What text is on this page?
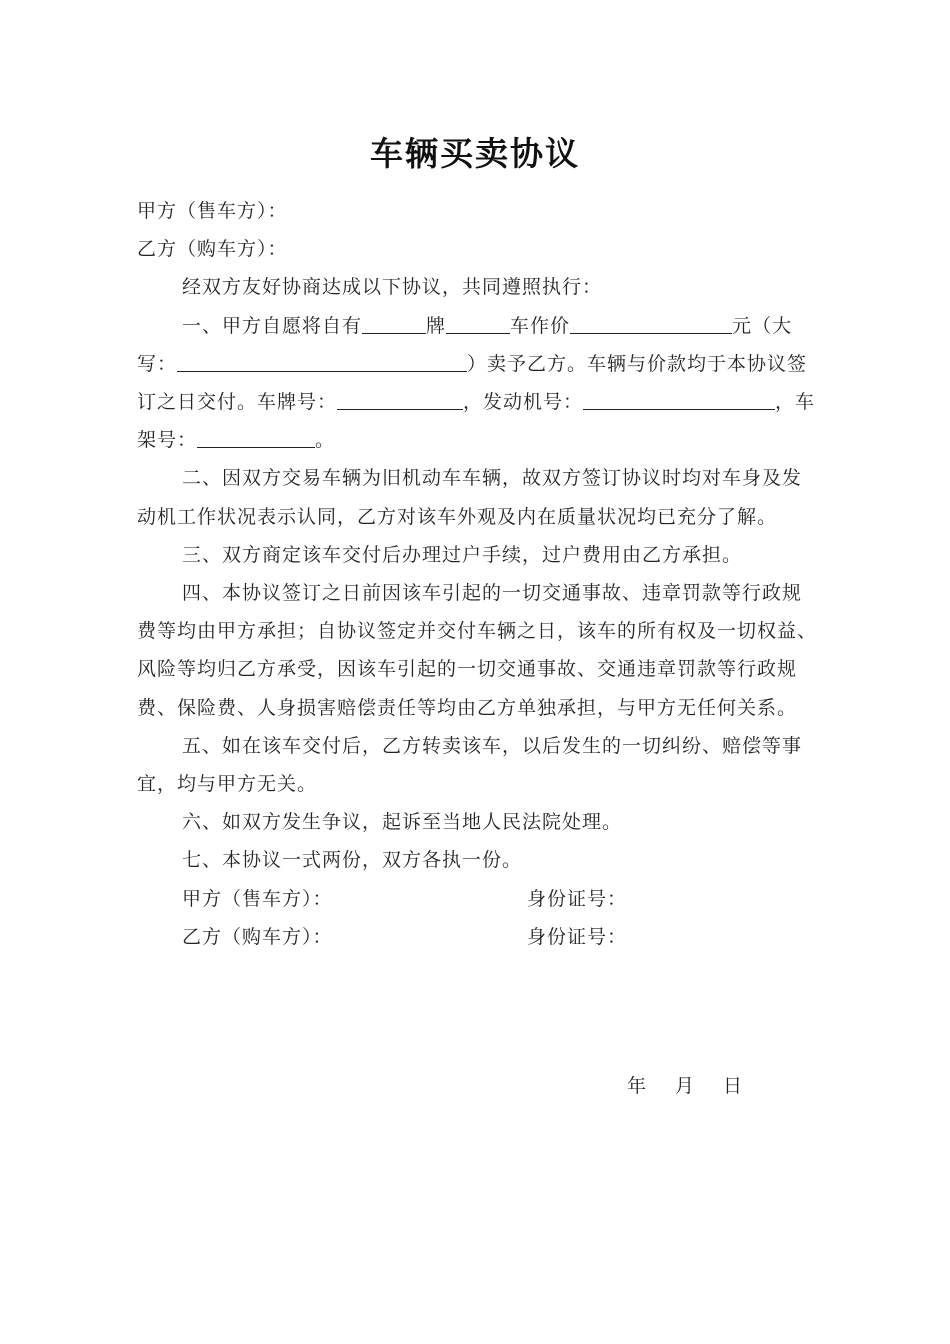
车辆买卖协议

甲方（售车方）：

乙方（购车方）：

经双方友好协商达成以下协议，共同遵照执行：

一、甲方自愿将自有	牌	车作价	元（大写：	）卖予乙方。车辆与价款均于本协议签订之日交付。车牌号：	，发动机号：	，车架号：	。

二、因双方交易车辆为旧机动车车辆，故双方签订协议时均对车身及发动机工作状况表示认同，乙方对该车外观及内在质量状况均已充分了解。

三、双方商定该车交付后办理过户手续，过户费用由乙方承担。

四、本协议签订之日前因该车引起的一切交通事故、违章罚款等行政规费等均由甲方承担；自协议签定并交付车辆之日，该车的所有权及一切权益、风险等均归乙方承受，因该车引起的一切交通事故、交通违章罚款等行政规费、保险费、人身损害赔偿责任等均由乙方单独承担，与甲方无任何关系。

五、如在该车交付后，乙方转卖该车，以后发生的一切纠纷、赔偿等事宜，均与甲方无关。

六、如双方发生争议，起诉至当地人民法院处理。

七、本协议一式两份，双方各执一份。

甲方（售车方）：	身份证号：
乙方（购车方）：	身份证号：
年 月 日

###

REQUEST: Return the entries unchanged, save for the pictures, which do not belong in the copy.

SOLUTION TO THE EXERCISE:
What text is on this page?
车辆买卖协议

甲方（售车方）：

乙方（购车方）：

经双方友好协商达成以下协议，共同遵照执行：

一、甲方自愿将自有	牌	车作价	元（大写：	）卖予乙方。车辆与价款均于本协议签订之日交付。车牌号：	，发动机号：	，车架号：	。

二、因双方交易车辆为旧机动车车辆，故双方签订协议时均对车身及发动机工作状况表示认同，乙方对该车外观及内在质量状况均已充分了解。

三、双方商定该车交付后办理过户手续，过户费用由乙方承担。

四、本协议签订之日前因该车引起的一切交通事故、违章罚款等行政规费等均由甲方承担；自协议签定并交付车辆之日，该车的所有权及一切权益、风险等均归乙方承受，因该车引起的一切交通事故、交通违章罚款等行政规费、保险费、人身损害赔偿责任等均由乙方单独承担，与甲方无任何关系。

五、如在该车交付后，乙方转卖该车，以后发生的一切纠纷、赔偿等事宜，均与甲方无关。

六、如双方发生争议，起诉至当地人民法院处理。

七、本协议一式两份，双方各执一份。

甲方（售车方）：	身份证号：
乙方（购车方）：	身份证号：
年 月 日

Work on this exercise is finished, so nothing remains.